> AIM
Go through the lines below. Copy those with "cash".

> MATERIAL FOR THE TASK
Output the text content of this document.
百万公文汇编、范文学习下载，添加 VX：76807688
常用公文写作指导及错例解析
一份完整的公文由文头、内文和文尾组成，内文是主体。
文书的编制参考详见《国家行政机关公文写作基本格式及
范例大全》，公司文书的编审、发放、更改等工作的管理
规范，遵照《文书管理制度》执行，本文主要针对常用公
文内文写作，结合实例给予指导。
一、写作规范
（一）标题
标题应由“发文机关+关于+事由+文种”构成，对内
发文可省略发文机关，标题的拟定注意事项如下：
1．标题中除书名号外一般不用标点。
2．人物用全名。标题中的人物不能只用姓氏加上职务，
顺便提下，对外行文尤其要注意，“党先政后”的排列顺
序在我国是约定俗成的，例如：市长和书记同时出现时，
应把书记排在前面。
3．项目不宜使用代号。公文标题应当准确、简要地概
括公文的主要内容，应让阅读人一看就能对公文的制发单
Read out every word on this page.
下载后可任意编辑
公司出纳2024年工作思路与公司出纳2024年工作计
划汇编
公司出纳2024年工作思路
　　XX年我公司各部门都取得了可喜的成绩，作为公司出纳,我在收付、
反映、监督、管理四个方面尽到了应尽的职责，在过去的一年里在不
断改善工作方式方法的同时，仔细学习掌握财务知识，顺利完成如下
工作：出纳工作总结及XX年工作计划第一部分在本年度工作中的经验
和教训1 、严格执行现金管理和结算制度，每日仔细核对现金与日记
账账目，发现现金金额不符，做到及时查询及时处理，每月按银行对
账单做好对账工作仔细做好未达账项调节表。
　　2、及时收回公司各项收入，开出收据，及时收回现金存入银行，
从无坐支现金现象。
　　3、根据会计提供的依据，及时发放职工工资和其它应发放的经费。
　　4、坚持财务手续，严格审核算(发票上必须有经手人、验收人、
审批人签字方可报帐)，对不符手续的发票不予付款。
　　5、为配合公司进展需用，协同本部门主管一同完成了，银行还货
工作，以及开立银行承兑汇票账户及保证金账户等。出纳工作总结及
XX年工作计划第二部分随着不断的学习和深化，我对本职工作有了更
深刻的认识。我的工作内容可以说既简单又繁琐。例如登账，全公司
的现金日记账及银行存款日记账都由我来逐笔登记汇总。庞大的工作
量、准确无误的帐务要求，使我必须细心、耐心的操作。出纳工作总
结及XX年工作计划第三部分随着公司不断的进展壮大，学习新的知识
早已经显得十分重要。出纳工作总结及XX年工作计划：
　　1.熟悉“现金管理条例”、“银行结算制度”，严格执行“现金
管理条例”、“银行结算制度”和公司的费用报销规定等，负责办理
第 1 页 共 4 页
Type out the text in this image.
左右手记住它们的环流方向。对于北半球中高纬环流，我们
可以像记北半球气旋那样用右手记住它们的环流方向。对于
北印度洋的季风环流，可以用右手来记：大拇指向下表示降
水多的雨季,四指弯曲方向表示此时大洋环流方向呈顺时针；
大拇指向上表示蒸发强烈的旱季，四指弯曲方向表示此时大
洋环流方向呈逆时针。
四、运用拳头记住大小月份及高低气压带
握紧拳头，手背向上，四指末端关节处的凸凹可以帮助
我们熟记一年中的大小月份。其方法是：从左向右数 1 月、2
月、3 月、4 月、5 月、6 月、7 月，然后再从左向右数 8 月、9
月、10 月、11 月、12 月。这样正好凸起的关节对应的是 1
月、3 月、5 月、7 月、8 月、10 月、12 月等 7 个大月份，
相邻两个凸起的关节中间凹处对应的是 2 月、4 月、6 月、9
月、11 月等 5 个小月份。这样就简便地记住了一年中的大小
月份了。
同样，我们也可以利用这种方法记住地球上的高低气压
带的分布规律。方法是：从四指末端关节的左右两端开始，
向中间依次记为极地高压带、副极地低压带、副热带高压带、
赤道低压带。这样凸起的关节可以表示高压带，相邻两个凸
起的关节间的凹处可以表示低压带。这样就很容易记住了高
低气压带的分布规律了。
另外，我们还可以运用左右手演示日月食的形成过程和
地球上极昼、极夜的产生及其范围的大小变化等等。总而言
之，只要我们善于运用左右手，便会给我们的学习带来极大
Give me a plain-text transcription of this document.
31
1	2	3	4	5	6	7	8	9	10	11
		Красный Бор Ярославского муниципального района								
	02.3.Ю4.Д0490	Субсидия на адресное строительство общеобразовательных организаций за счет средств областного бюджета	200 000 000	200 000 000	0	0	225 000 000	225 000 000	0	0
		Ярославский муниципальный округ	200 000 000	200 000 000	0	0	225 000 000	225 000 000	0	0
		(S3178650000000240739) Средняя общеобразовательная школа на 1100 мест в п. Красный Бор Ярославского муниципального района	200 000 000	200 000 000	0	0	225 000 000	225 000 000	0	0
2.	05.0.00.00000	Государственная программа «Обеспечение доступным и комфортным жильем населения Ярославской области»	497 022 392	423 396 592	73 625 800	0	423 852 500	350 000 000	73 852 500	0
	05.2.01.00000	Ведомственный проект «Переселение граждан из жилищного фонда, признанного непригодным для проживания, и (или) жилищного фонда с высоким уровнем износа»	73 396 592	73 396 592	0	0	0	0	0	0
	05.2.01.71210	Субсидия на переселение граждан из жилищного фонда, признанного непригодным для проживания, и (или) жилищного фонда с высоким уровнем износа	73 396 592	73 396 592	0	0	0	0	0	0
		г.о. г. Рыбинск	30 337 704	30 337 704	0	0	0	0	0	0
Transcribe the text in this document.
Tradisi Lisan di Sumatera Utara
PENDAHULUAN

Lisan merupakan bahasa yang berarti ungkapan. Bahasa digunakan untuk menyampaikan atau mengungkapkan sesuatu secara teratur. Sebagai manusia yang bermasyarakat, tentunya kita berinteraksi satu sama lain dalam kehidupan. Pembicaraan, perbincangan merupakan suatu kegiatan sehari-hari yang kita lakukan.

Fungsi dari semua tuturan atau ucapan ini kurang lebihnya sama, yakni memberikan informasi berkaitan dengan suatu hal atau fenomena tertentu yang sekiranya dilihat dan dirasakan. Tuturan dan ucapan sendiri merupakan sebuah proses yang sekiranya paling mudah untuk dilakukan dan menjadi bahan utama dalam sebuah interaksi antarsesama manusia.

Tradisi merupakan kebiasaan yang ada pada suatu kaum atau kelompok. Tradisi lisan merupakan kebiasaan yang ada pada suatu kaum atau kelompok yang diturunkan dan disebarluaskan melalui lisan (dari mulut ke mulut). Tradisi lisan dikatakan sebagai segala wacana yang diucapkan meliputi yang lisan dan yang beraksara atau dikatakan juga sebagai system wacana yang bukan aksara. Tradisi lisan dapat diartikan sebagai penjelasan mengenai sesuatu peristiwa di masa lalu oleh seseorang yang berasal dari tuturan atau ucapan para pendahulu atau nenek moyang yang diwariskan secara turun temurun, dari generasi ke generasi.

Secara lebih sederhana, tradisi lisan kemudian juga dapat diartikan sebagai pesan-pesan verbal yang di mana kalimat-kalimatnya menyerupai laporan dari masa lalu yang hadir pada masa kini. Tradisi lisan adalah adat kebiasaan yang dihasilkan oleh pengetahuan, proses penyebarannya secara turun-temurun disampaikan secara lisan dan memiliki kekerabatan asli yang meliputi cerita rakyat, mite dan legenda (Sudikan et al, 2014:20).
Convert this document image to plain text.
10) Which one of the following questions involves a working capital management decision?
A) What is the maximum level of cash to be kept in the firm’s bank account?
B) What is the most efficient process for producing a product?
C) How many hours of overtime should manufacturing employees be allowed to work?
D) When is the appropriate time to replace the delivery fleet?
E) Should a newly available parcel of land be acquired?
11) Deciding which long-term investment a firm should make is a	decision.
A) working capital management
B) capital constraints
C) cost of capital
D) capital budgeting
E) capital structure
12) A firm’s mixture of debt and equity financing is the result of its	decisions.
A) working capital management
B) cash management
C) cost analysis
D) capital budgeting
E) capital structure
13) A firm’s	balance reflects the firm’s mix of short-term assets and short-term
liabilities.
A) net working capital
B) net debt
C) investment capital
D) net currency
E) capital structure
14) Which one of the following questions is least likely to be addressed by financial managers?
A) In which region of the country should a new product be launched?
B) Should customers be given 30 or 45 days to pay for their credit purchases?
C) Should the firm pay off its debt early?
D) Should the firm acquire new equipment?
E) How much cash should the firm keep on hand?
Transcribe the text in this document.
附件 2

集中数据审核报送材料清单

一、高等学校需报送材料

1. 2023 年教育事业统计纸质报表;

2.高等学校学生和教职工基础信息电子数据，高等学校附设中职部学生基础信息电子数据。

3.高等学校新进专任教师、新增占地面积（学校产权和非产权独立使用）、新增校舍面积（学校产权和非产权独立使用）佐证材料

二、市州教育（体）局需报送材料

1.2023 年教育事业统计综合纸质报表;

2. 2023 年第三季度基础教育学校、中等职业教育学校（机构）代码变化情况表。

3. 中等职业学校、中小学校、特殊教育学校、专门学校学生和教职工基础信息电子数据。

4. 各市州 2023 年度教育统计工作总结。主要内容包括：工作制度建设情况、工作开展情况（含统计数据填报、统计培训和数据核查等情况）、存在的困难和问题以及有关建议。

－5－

> SOLUTION
A) What is the maximum level of cash to be kept in the firm’s bank account?
B) cash management
E) How much cash should the firm keep on hand?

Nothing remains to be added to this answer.